Rows from a figure dataset

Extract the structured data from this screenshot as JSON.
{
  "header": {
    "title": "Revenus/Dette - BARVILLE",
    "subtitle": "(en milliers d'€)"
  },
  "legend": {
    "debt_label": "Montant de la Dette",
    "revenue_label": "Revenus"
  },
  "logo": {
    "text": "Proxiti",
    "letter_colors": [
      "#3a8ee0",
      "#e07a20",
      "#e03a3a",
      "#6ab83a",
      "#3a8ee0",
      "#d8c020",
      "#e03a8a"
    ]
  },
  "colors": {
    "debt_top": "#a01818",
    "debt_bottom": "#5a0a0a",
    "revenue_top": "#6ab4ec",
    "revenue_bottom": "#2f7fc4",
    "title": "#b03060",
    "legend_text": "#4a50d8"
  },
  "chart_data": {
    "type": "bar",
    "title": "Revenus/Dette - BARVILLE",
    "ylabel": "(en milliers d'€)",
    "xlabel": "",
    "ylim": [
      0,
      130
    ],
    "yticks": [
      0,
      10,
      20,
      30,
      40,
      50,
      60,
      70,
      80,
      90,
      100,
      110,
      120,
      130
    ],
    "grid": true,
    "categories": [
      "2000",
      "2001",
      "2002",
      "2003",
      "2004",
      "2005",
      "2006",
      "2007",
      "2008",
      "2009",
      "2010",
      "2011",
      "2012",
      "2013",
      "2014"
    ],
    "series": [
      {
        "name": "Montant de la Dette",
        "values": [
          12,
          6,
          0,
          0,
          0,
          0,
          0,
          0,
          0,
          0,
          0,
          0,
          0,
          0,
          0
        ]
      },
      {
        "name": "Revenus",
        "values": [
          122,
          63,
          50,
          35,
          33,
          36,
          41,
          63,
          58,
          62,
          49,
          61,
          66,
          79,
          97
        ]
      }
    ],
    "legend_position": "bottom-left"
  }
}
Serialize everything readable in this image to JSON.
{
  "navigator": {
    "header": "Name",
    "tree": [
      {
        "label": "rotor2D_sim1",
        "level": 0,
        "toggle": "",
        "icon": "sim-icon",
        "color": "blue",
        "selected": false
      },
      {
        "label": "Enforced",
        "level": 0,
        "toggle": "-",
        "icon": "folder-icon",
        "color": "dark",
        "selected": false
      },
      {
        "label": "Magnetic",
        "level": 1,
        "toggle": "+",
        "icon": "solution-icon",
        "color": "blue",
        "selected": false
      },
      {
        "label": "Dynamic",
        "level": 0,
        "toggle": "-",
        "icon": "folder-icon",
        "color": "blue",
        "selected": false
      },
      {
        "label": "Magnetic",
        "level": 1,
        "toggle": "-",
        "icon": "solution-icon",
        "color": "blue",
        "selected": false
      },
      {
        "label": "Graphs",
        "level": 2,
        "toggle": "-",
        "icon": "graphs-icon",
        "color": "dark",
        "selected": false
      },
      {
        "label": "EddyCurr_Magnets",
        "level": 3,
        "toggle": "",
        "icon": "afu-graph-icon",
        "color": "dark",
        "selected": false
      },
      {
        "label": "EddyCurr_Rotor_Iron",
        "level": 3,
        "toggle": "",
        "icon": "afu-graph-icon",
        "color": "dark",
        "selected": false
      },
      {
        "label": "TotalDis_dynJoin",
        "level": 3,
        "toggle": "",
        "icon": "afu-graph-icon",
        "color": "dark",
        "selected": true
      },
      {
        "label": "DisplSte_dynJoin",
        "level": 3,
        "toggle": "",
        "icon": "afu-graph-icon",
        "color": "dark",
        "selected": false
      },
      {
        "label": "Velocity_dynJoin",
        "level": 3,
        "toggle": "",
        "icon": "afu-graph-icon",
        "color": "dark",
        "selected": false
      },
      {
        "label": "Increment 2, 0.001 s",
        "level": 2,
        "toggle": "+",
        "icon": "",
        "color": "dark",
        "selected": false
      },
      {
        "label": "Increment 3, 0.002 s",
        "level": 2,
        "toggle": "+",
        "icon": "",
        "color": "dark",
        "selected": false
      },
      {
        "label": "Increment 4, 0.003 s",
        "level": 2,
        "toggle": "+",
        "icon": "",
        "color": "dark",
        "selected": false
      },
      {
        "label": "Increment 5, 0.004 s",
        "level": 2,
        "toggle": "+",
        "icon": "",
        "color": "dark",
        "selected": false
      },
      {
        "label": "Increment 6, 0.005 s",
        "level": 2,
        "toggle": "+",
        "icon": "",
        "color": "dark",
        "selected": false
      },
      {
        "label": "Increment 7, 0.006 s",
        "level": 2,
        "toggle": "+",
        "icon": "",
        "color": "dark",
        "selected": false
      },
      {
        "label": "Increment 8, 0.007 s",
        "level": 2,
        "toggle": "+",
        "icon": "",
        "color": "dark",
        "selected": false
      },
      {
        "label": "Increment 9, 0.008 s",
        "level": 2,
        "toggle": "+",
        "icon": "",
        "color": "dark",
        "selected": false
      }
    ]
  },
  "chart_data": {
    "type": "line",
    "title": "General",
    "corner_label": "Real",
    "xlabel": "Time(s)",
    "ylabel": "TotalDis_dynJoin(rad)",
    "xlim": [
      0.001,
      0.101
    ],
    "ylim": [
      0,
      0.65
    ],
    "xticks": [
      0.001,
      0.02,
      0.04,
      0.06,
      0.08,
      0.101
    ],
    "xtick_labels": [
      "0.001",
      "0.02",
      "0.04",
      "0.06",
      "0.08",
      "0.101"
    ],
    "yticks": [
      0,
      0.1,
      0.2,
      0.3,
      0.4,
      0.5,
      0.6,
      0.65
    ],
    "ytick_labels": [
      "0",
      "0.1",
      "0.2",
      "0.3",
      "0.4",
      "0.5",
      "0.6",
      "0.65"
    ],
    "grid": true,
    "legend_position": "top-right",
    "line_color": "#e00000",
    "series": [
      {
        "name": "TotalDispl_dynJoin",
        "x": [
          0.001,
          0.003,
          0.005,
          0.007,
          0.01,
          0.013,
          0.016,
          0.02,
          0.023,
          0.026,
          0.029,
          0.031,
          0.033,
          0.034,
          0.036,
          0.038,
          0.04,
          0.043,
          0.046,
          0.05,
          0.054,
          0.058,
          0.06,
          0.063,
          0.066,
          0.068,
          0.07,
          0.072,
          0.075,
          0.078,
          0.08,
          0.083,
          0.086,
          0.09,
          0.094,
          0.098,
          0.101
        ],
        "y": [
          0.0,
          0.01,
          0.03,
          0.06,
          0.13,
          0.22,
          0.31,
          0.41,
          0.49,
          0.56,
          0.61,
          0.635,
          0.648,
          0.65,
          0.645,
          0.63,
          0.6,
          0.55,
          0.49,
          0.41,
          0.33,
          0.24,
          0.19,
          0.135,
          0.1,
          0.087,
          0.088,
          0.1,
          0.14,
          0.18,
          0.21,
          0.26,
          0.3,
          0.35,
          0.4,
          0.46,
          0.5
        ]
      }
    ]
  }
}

Work to do
Reply with one number only, the count of lines above that hold the string "Montant".

Correct result
2